(Lines of data)
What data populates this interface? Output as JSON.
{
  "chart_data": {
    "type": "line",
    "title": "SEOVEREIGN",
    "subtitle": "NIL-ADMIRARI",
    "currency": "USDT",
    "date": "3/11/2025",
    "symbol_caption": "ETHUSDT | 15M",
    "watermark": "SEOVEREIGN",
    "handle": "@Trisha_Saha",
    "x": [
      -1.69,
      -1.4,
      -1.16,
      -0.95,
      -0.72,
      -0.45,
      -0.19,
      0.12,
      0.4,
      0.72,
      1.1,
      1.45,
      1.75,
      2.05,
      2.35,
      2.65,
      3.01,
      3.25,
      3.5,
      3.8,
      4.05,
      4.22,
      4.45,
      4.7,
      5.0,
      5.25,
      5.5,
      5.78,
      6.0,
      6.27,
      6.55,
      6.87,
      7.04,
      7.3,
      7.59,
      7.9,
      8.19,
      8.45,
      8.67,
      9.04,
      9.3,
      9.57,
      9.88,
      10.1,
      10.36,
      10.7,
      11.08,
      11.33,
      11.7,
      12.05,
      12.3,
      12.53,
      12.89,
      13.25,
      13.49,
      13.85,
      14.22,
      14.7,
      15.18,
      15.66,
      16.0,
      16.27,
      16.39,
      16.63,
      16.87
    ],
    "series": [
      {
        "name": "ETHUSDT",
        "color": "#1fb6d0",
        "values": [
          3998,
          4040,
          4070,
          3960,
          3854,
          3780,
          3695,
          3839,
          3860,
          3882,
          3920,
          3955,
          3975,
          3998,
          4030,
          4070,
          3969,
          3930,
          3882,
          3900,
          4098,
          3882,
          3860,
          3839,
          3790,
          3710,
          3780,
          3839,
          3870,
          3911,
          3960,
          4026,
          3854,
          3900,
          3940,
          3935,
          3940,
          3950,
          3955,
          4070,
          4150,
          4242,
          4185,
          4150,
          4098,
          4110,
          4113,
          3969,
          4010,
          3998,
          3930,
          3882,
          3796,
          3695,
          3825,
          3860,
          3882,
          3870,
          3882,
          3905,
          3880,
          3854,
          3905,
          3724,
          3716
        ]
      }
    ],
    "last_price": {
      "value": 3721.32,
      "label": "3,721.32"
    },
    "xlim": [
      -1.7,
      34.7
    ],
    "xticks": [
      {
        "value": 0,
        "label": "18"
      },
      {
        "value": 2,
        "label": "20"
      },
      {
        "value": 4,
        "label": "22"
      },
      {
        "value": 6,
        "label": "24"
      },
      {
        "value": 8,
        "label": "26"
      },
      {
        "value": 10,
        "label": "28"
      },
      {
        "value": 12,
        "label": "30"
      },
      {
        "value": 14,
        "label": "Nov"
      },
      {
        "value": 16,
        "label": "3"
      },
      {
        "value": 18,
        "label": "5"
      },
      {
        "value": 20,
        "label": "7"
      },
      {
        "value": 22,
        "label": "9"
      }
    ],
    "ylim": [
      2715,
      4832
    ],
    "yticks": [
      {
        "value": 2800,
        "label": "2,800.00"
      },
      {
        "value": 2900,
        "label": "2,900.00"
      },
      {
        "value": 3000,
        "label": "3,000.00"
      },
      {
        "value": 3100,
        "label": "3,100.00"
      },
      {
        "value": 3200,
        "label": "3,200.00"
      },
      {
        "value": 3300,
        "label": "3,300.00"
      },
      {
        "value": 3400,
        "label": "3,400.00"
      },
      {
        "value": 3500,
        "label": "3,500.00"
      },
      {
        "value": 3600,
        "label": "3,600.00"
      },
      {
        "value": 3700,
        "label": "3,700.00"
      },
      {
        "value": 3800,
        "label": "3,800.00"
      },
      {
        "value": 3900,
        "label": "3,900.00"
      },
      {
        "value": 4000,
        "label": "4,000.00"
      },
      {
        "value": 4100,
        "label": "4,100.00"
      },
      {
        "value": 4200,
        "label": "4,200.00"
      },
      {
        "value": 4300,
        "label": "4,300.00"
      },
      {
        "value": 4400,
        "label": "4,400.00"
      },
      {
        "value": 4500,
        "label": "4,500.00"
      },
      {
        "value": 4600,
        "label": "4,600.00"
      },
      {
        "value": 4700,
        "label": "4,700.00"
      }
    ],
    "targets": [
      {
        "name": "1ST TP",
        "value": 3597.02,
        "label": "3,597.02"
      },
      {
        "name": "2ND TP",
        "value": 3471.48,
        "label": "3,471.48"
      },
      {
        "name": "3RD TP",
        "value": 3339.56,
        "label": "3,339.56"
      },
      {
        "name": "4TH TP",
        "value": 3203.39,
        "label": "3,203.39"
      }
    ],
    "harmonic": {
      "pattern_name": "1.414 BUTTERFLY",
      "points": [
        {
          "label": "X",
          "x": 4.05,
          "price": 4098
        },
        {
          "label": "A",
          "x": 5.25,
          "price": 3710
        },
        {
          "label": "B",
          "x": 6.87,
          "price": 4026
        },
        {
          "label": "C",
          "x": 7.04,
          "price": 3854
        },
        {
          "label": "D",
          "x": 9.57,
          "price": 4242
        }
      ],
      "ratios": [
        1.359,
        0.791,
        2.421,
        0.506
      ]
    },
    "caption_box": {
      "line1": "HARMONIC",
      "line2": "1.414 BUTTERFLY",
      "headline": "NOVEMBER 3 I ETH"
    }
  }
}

Task description:
Find each line holding the string "ETHUSDT" and copy it out.

Finished exercise:
    "symbol_caption": "ETHUSDT | 15M",
        "name": "ETHUSDT",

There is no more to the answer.